Of the lines in these entries, how many contain the string "JSON"? Give the number and nothing else.

--- Start of Dataset records ---

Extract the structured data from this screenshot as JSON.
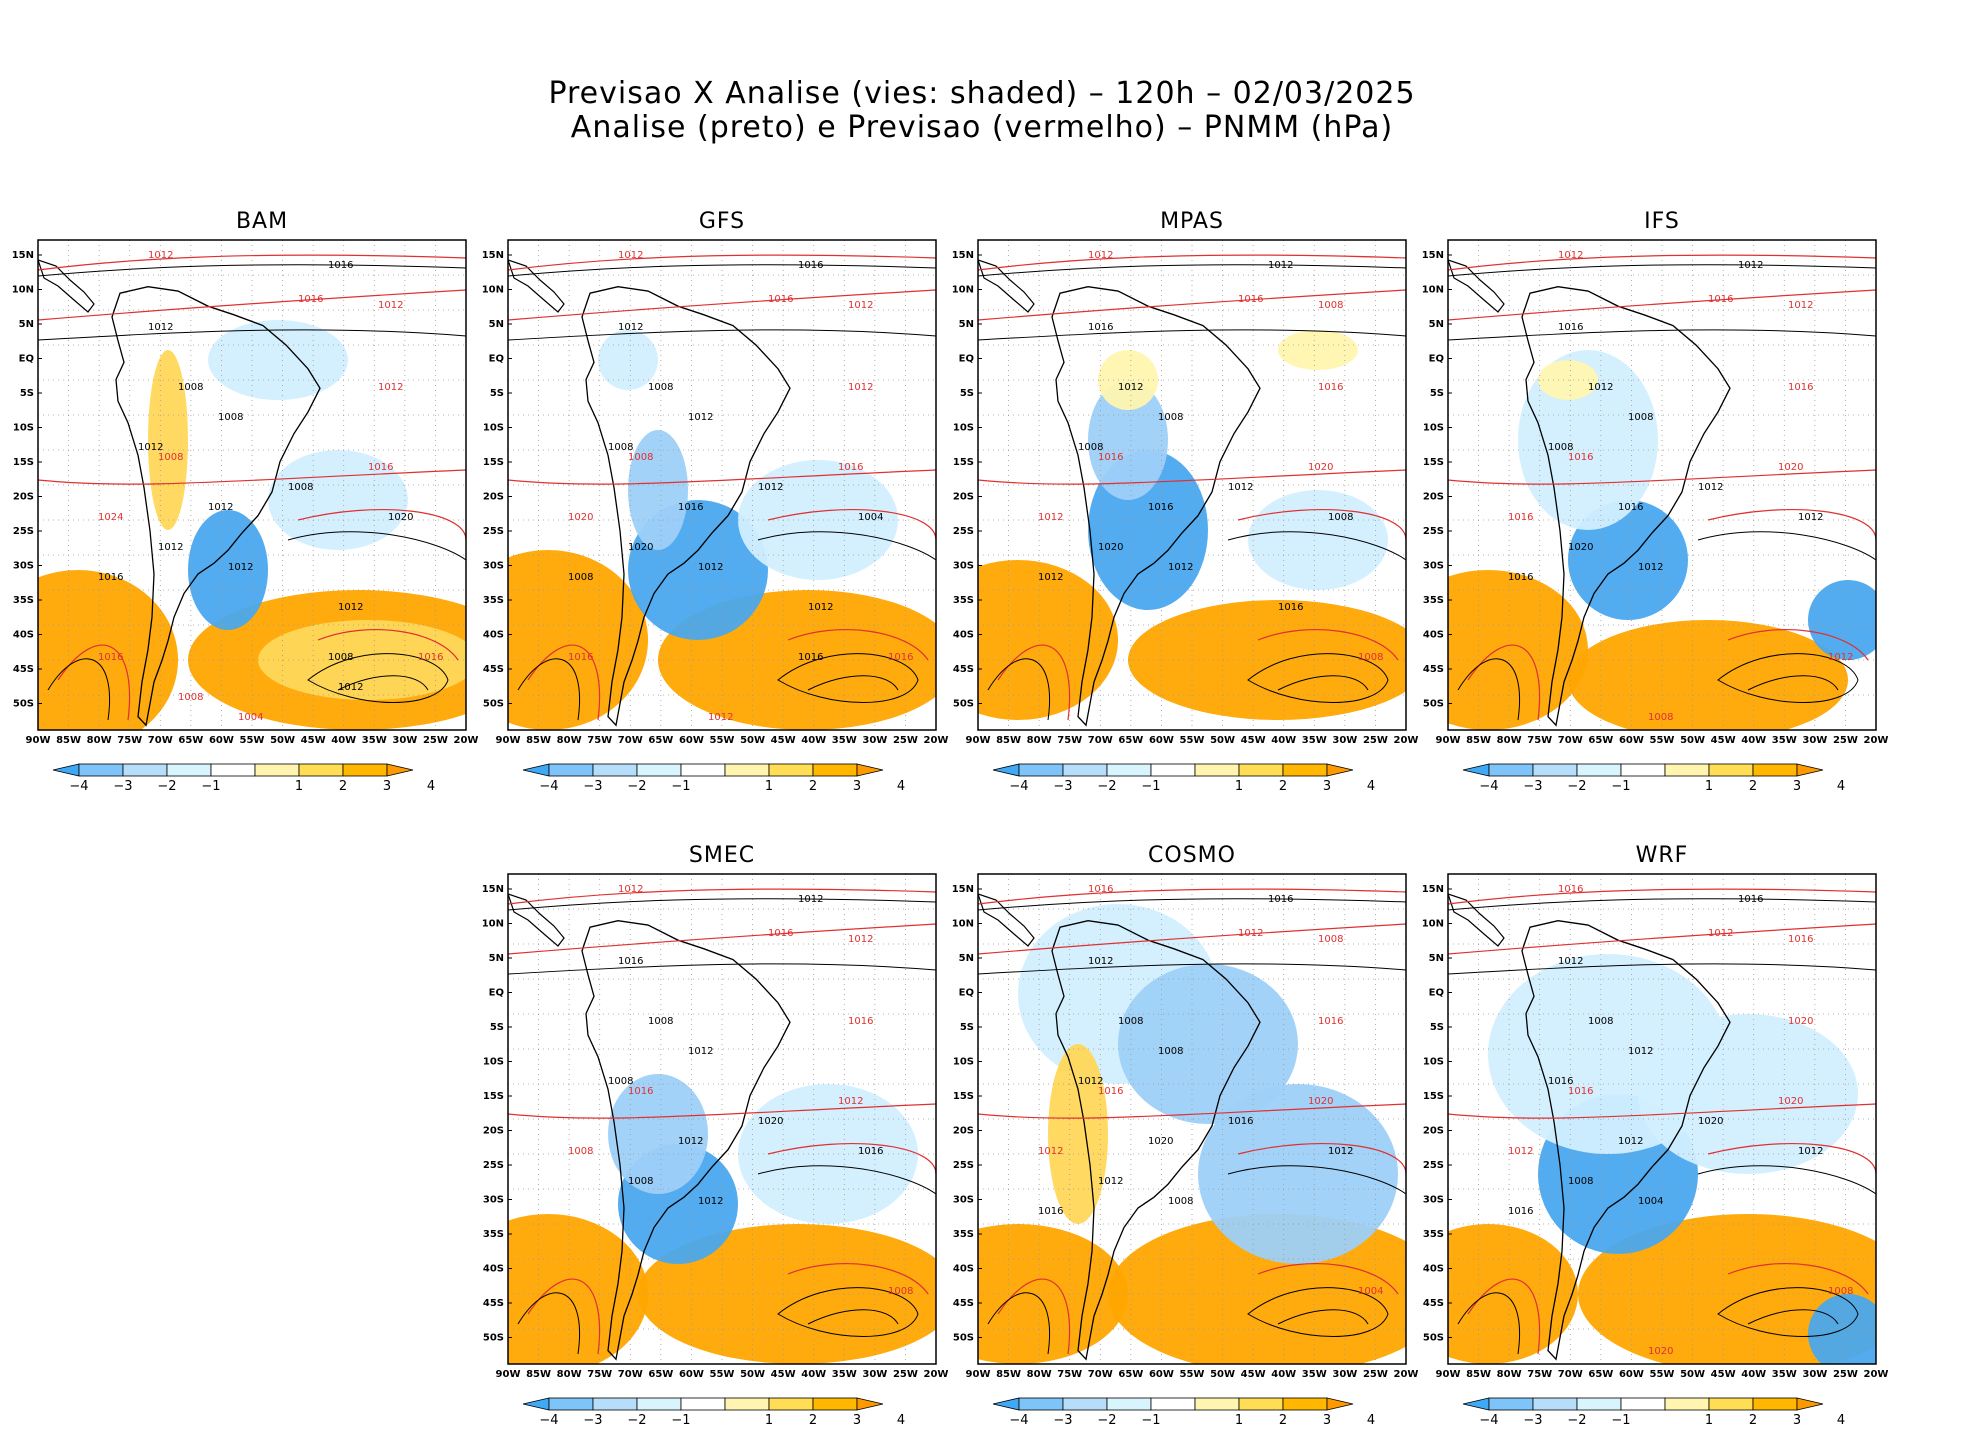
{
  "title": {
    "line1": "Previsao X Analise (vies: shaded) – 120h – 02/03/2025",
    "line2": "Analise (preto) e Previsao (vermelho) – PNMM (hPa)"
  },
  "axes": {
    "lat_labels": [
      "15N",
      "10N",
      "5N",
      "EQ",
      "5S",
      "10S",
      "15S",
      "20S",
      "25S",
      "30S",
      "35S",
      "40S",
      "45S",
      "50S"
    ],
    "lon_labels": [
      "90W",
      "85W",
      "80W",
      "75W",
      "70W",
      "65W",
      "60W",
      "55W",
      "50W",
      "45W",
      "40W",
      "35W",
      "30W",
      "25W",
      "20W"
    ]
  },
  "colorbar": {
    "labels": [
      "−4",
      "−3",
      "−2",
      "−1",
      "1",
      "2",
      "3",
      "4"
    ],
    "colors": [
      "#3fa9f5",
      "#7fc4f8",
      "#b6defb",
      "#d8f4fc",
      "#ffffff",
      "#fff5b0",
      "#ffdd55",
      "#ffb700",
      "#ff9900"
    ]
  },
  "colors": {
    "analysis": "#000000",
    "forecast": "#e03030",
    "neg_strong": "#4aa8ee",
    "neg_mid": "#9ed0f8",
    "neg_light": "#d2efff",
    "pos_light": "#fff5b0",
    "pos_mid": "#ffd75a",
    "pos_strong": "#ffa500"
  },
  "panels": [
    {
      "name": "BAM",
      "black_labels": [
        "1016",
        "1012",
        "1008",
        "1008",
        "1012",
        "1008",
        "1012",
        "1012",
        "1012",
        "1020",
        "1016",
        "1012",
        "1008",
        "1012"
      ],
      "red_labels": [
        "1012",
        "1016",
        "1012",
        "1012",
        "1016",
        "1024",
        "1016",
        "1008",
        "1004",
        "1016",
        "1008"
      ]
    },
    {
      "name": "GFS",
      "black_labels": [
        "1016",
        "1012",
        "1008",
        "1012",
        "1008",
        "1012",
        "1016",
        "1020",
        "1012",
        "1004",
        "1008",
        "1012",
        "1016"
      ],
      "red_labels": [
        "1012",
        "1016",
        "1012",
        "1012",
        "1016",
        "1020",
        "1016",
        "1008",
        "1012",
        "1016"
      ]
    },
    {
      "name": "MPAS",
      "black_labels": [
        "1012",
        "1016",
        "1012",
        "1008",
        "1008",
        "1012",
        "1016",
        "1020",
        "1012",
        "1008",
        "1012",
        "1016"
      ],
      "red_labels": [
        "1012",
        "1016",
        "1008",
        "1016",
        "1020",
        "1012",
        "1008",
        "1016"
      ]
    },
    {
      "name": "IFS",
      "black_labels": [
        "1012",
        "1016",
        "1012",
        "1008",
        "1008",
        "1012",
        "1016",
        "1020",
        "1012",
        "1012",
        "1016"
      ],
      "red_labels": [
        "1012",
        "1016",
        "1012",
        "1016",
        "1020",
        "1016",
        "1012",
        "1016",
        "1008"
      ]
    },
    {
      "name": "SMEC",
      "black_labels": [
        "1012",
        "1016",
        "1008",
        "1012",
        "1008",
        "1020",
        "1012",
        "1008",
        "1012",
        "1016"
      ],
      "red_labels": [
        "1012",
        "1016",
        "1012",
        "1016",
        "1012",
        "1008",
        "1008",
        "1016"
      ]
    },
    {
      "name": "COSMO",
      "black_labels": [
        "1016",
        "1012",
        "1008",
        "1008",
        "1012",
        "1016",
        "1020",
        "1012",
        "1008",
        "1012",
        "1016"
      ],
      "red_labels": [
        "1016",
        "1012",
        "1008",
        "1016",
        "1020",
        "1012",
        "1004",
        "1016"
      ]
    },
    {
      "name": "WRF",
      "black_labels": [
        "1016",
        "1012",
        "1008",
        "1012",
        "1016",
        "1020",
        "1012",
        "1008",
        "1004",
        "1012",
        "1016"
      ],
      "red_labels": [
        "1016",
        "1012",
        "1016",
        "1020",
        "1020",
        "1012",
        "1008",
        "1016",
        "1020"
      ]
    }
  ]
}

--- End of Dataset records ---
--- Start of Dataset records ---

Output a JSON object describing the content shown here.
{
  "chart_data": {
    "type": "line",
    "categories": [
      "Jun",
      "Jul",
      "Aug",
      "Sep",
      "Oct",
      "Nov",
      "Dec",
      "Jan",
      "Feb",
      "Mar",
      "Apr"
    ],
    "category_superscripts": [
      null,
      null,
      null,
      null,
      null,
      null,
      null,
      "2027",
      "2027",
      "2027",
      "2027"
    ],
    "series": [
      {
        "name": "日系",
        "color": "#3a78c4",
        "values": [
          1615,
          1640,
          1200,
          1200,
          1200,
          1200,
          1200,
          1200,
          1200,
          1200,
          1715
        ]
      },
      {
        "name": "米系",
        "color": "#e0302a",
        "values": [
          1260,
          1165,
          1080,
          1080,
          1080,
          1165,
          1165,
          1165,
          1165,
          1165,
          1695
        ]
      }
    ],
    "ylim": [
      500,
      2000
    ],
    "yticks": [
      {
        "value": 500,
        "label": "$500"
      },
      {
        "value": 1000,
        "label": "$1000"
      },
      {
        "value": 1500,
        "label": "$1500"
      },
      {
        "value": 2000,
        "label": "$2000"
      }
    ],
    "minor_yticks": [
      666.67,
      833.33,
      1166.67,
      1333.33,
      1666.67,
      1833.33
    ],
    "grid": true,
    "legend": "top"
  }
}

--- End of Dataset records ---

● **Solution**
2